Lines that contain "Servicios" are to be counted; give only their number.
═════ Source data ═════
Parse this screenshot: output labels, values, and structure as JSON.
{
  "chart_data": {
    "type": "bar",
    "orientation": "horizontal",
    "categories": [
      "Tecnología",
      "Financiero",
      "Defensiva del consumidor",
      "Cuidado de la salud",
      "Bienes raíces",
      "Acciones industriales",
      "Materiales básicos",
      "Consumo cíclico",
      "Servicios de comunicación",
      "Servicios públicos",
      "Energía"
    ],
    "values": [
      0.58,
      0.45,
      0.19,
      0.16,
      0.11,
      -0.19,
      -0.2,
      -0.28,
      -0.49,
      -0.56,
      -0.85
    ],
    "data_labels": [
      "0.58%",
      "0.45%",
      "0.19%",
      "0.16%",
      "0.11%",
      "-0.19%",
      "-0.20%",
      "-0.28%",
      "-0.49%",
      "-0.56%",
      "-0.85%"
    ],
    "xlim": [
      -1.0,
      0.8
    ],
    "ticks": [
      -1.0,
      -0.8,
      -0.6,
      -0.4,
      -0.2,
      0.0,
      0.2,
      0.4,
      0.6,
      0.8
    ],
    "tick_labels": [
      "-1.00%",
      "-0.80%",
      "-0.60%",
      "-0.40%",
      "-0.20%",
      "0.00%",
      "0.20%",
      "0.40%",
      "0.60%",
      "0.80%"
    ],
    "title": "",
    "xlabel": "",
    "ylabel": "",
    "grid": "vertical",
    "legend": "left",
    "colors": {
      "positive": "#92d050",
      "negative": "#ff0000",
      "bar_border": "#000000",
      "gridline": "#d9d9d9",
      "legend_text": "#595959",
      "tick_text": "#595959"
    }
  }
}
═════
### Output
2